▶ TASK:
Write out all of the entries that follow, word for word, but skip the pictures.

▶ DATA SHOWN:
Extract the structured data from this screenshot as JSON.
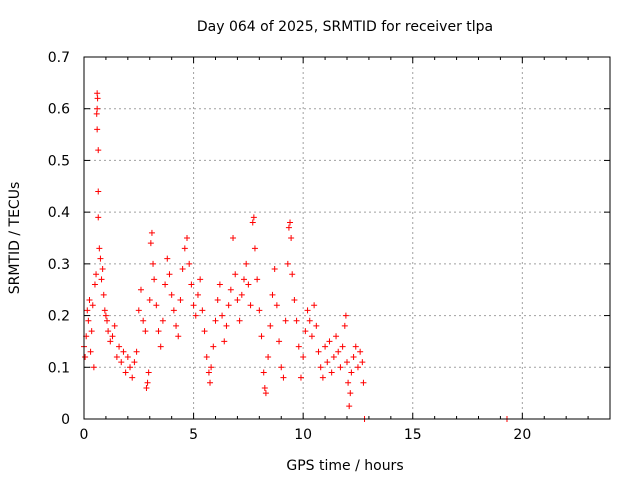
{
  "chart_data": {
    "type": "scatter",
    "title": "Day 064 of 2025, SRMTID for receiver tlpa",
    "xlabel": "GPS time / hours",
    "ylabel": "SRMTID / TECUs",
    "xlim": [
      0,
      24
    ],
    "ylim": [
      0,
      0.7
    ],
    "xticks": [
      0,
      5,
      10,
      15,
      20
    ],
    "xtick_labels": [
      "0",
      "5",
      "10",
      "15",
      "20"
    ],
    "yticks": [
      0,
      0.1,
      0.2,
      0.3,
      0.4,
      0.5,
      0.6,
      0.7
    ],
    "ytick_labels": [
      "0",
      "0.1",
      "0.2",
      "0.3",
      "0.4",
      "0.5",
      "0.6",
      "0.7"
    ],
    "grid": true,
    "marker": "+",
    "series": [
      {
        "name": "SRMTID",
        "color": "#ff0000",
        "points": [
          [
            0.0,
            0.14
          ],
          [
            0.05,
            0.12
          ],
          [
            0.1,
            0.16
          ],
          [
            0.15,
            0.21
          ],
          [
            0.2,
            0.19
          ],
          [
            0.25,
            0.23
          ],
          [
            0.3,
            0.13
          ],
          [
            0.35,
            0.17
          ],
          [
            0.4,
            0.22
          ],
          [
            0.45,
            0.1
          ],
          [
            0.5,
            0.26
          ],
          [
            0.55,
            0.28
          ],
          [
            0.6,
            0.63
          ],
          [
            0.62,
            0.62
          ],
          [
            0.6,
            0.6
          ],
          [
            0.58,
            0.59
          ],
          [
            0.6,
            0.56
          ],
          [
            0.65,
            0.52
          ],
          [
            0.65,
            0.44
          ],
          [
            0.65,
            0.39
          ],
          [
            0.7,
            0.33
          ],
          [
            0.75,
            0.31
          ],
          [
            0.8,
            0.27
          ],
          [
            0.85,
            0.29
          ],
          [
            0.9,
            0.24
          ],
          [
            0.95,
            0.21
          ],
          [
            1.0,
            0.2
          ],
          [
            1.05,
            0.19
          ],
          [
            1.1,
            0.17
          ],
          [
            1.2,
            0.15
          ],
          [
            1.3,
            0.16
          ],
          [
            1.4,
            0.18
          ],
          [
            1.5,
            0.12
          ],
          [
            1.6,
            0.14
          ],
          [
            1.7,
            0.11
          ],
          [
            1.8,
            0.13
          ],
          [
            1.9,
            0.09
          ],
          [
            2.0,
            0.12
          ],
          [
            2.1,
            0.1
          ],
          [
            2.2,
            0.08
          ],
          [
            2.3,
            0.11
          ],
          [
            2.4,
            0.13
          ],
          [
            2.5,
            0.21
          ],
          [
            2.6,
            0.25
          ],
          [
            2.7,
            0.19
          ],
          [
            2.8,
            0.17
          ],
          [
            2.85,
            0.06
          ],
          [
            2.9,
            0.07
          ],
          [
            2.95,
            0.09
          ],
          [
            3.0,
            0.23
          ],
          [
            3.05,
            0.34
          ],
          [
            3.1,
            0.36
          ],
          [
            3.15,
            0.3
          ],
          [
            3.2,
            0.27
          ],
          [
            3.3,
            0.22
          ],
          [
            3.4,
            0.17
          ],
          [
            3.5,
            0.14
          ],
          [
            3.6,
            0.19
          ],
          [
            3.7,
            0.26
          ],
          [
            3.8,
            0.31
          ],
          [
            3.9,
            0.28
          ],
          [
            4.0,
            0.24
          ],
          [
            4.1,
            0.21
          ],
          [
            4.2,
            0.18
          ],
          [
            4.3,
            0.16
          ],
          [
            4.4,
            0.23
          ],
          [
            4.5,
            0.29
          ],
          [
            4.6,
            0.33
          ],
          [
            4.7,
            0.35
          ],
          [
            4.8,
            0.3
          ],
          [
            4.9,
            0.26
          ],
          [
            5.0,
            0.22
          ],
          [
            5.1,
            0.2
          ],
          [
            5.2,
            0.24
          ],
          [
            5.3,
            0.27
          ],
          [
            5.4,
            0.21
          ],
          [
            5.5,
            0.17
          ],
          [
            5.6,
            0.12
          ],
          [
            5.7,
            0.09
          ],
          [
            5.75,
            0.07
          ],
          [
            5.8,
            0.1
          ],
          [
            5.9,
            0.14
          ],
          [
            6.0,
            0.19
          ],
          [
            6.1,
            0.23
          ],
          [
            6.2,
            0.26
          ],
          [
            6.3,
            0.2
          ],
          [
            6.4,
            0.15
          ],
          [
            6.5,
            0.18
          ],
          [
            6.6,
            0.22
          ],
          [
            6.7,
            0.25
          ],
          [
            6.8,
            0.35
          ],
          [
            6.9,
            0.28
          ],
          [
            7.0,
            0.23
          ],
          [
            7.1,
            0.19
          ],
          [
            7.2,
            0.24
          ],
          [
            7.3,
            0.27
          ],
          [
            7.4,
            0.3
          ],
          [
            7.5,
            0.26
          ],
          [
            7.6,
            0.22
          ],
          [
            7.7,
            0.38
          ],
          [
            7.75,
            0.39
          ],
          [
            7.8,
            0.33
          ],
          [
            7.9,
            0.27
          ],
          [
            8.0,
            0.21
          ],
          [
            8.1,
            0.16
          ],
          [
            8.2,
            0.09
          ],
          [
            8.25,
            0.06
          ],
          [
            8.3,
            0.05
          ],
          [
            8.4,
            0.12
          ],
          [
            8.5,
            0.18
          ],
          [
            8.6,
            0.24
          ],
          [
            8.7,
            0.29
          ],
          [
            8.8,
            0.22
          ],
          [
            8.9,
            0.15
          ],
          [
            9.0,
            0.1
          ],
          [
            9.1,
            0.08
          ],
          [
            9.2,
            0.19
          ],
          [
            9.3,
            0.3
          ],
          [
            9.35,
            0.37
          ],
          [
            9.4,
            0.38
          ],
          [
            9.45,
            0.35
          ],
          [
            9.5,
            0.28
          ],
          [
            9.6,
            0.23
          ],
          [
            9.7,
            0.19
          ],
          [
            9.8,
            0.14
          ],
          [
            9.9,
            0.08
          ],
          [
            10.0,
            0.12
          ],
          [
            10.1,
            0.17
          ],
          [
            10.2,
            0.21
          ],
          [
            10.3,
            0.19
          ],
          [
            10.4,
            0.16
          ],
          [
            10.5,
            0.22
          ],
          [
            10.6,
            0.18
          ],
          [
            10.7,
            0.13
          ],
          [
            10.8,
            0.1
          ],
          [
            10.9,
            0.08
          ],
          [
            11.0,
            0.14
          ],
          [
            11.1,
            0.11
          ],
          [
            11.2,
            0.15
          ],
          [
            11.3,
            0.09
          ],
          [
            11.4,
            0.12
          ],
          [
            11.5,
            0.16
          ],
          [
            11.6,
            0.13
          ],
          [
            11.7,
            0.1
          ],
          [
            11.8,
            0.14
          ],
          [
            11.9,
            0.18
          ],
          [
            11.95,
            0.2
          ],
          [
            12.0,
            0.11
          ],
          [
            12.05,
            0.07
          ],
          [
            12.1,
            0.025
          ],
          [
            12.15,
            0.05
          ],
          [
            12.2,
            0.09
          ],
          [
            12.3,
            0.12
          ],
          [
            12.4,
            0.14
          ],
          [
            12.5,
            0.1
          ],
          [
            12.6,
            0.13
          ],
          [
            12.7,
            0.11
          ],
          [
            12.75,
            0.07
          ],
          [
            12.8,
            0.0
          ],
          [
            19.3,
            0.0
          ]
        ]
      }
    ]
  }
}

▶ EXERCISE OUTPUT:
Extract the structured data from this screenshot as JSON.
{
  "chart_data": {
    "type": "scatter",
    "title": "Day 064 of 2025, SRMTID for receiver tlpa",
    "xlabel": "GPS time / hours",
    "ylabel": "SRMTID / TECUs",
    "xlim": [
      0,
      24
    ],
    "ylim": [
      0,
      0.7
    ],
    "xticks": [
      0,
      5,
      10,
      15,
      20
    ],
    "xtick_labels": [
      "0",
      "5",
      "10",
      "15",
      "20"
    ],
    "yticks": [
      0,
      0.1,
      0.2,
      0.3,
      0.4,
      0.5,
      0.6,
      0.7
    ],
    "ytick_labels": [
      "0",
      "0.1",
      "0.2",
      "0.3",
      "0.4",
      "0.5",
      "0.6",
      "0.7"
    ],
    "grid": true,
    "marker": "+",
    "series": [
      {
        "name": "SRMTID",
        "color": "#ff0000",
        "points": [
          [
            0.0,
            0.14
          ],
          [
            0.05,
            0.12
          ],
          [
            0.1,
            0.16
          ],
          [
            0.15,
            0.21
          ],
          [
            0.2,
            0.19
          ],
          [
            0.25,
            0.23
          ],
          [
            0.3,
            0.13
          ],
          [
            0.35,
            0.17
          ],
          [
            0.4,
            0.22
          ],
          [
            0.45,
            0.1
          ],
          [
            0.5,
            0.26
          ],
          [
            0.55,
            0.28
          ],
          [
            0.6,
            0.63
          ],
          [
            0.62,
            0.62
          ],
          [
            0.6,
            0.6
          ],
          [
            0.58,
            0.59
          ],
          [
            0.6,
            0.56
          ],
          [
            0.65,
            0.52
          ],
          [
            0.65,
            0.44
          ],
          [
            0.65,
            0.39
          ],
          [
            0.7,
            0.33
          ],
          [
            0.75,
            0.31
          ],
          [
            0.8,
            0.27
          ],
          [
            0.85,
            0.29
          ],
          [
            0.9,
            0.24
          ],
          [
            0.95,
            0.21
          ],
          [
            1.0,
            0.2
          ],
          [
            1.05,
            0.19
          ],
          [
            1.1,
            0.17
          ],
          [
            1.2,
            0.15
          ],
          [
            1.3,
            0.16
          ],
          [
            1.4,
            0.18
          ],
          [
            1.5,
            0.12
          ],
          [
            1.6,
            0.14
          ],
          [
            1.7,
            0.11
          ],
          [
            1.8,
            0.13
          ],
          [
            1.9,
            0.09
          ],
          [
            2.0,
            0.12
          ],
          [
            2.1,
            0.1
          ],
          [
            2.2,
            0.08
          ],
          [
            2.3,
            0.11
          ],
          [
            2.4,
            0.13
          ],
          [
            2.5,
            0.21
          ],
          [
            2.6,
            0.25
          ],
          [
            2.7,
            0.19
          ],
          [
            2.8,
            0.17
          ],
          [
            2.85,
            0.06
          ],
          [
            2.9,
            0.07
          ],
          [
            2.95,
            0.09
          ],
          [
            3.0,
            0.23
          ],
          [
            3.05,
            0.34
          ],
          [
            3.1,
            0.36
          ],
          [
            3.15,
            0.3
          ],
          [
            3.2,
            0.27
          ],
          [
            3.3,
            0.22
          ],
          [
            3.4,
            0.17
          ],
          [
            3.5,
            0.14
          ],
          [
            3.6,
            0.19
          ],
          [
            3.7,
            0.26
          ],
          [
            3.8,
            0.31
          ],
          [
            3.9,
            0.28
          ],
          [
            4.0,
            0.24
          ],
          [
            4.1,
            0.21
          ],
          [
            4.2,
            0.18
          ],
          [
            4.3,
            0.16
          ],
          [
            4.4,
            0.23
          ],
          [
            4.5,
            0.29
          ],
          [
            4.6,
            0.33
          ],
          [
            4.7,
            0.35
          ],
          [
            4.8,
            0.3
          ],
          [
            4.9,
            0.26
          ],
          [
            5.0,
            0.22
          ],
          [
            5.1,
            0.2
          ],
          [
            5.2,
            0.24
          ],
          [
            5.3,
            0.27
          ],
          [
            5.4,
            0.21
          ],
          [
            5.5,
            0.17
          ],
          [
            5.6,
            0.12
          ],
          [
            5.7,
            0.09
          ],
          [
            5.75,
            0.07
          ],
          [
            5.8,
            0.1
          ],
          [
            5.9,
            0.14
          ],
          [
            6.0,
            0.19
          ],
          [
            6.1,
            0.23
          ],
          [
            6.2,
            0.26
          ],
          [
            6.3,
            0.2
          ],
          [
            6.4,
            0.15
          ],
          [
            6.5,
            0.18
          ],
          [
            6.6,
            0.22
          ],
          [
            6.7,
            0.25
          ],
          [
            6.8,
            0.35
          ],
          [
            6.9,
            0.28
          ],
          [
            7.0,
            0.23
          ],
          [
            7.1,
            0.19
          ],
          [
            7.2,
            0.24
          ],
          [
            7.3,
            0.27
          ],
          [
            7.4,
            0.3
          ],
          [
            7.5,
            0.26
          ],
          [
            7.6,
            0.22
          ],
          [
            7.7,
            0.38
          ],
          [
            7.75,
            0.39
          ],
          [
            7.8,
            0.33
          ],
          [
            7.9,
            0.27
          ],
          [
            8.0,
            0.21
          ],
          [
            8.1,
            0.16
          ],
          [
            8.2,
            0.09
          ],
          [
            8.25,
            0.06
          ],
          [
            8.3,
            0.05
          ],
          [
            8.4,
            0.12
          ],
          [
            8.5,
            0.18
          ],
          [
            8.6,
            0.24
          ],
          [
            8.7,
            0.29
          ],
          [
            8.8,
            0.22
          ],
          [
            8.9,
            0.15
          ],
          [
            9.0,
            0.1
          ],
          [
            9.1,
            0.08
          ],
          [
            9.2,
            0.19
          ],
          [
            9.3,
            0.3
          ],
          [
            9.35,
            0.37
          ],
          [
            9.4,
            0.38
          ],
          [
            9.45,
            0.35
          ],
          [
            9.5,
            0.28
          ],
          [
            9.6,
            0.23
          ],
          [
            9.7,
            0.19
          ],
          [
            9.8,
            0.14
          ],
          [
            9.9,
            0.08
          ],
          [
            10.0,
            0.12
          ],
          [
            10.1,
            0.17
          ],
          [
            10.2,
            0.21
          ],
          [
            10.3,
            0.19
          ],
          [
            10.4,
            0.16
          ],
          [
            10.5,
            0.22
          ],
          [
            10.6,
            0.18
          ],
          [
            10.7,
            0.13
          ],
          [
            10.8,
            0.1
          ],
          [
            10.9,
            0.08
          ],
          [
            11.0,
            0.14
          ],
          [
            11.1,
            0.11
          ],
          [
            11.2,
            0.15
          ],
          [
            11.3,
            0.09
          ],
          [
            11.4,
            0.12
          ],
          [
            11.5,
            0.16
          ],
          [
            11.6,
            0.13
          ],
          [
            11.7,
            0.1
          ],
          [
            11.8,
            0.14
          ],
          [
            11.9,
            0.18
          ],
          [
            11.95,
            0.2
          ],
          [
            12.0,
            0.11
          ],
          [
            12.05,
            0.07
          ],
          [
            12.1,
            0.025
          ],
          [
            12.15,
            0.05
          ],
          [
            12.2,
            0.09
          ],
          [
            12.3,
            0.12
          ],
          [
            12.4,
            0.14
          ],
          [
            12.5,
            0.1
          ],
          [
            12.6,
            0.13
          ],
          [
            12.7,
            0.11
          ],
          [
            12.75,
            0.07
          ],
          [
            12.8,
            0.0
          ],
          [
            19.3,
            0.0
          ]
        ]
      }
    ]
  }
}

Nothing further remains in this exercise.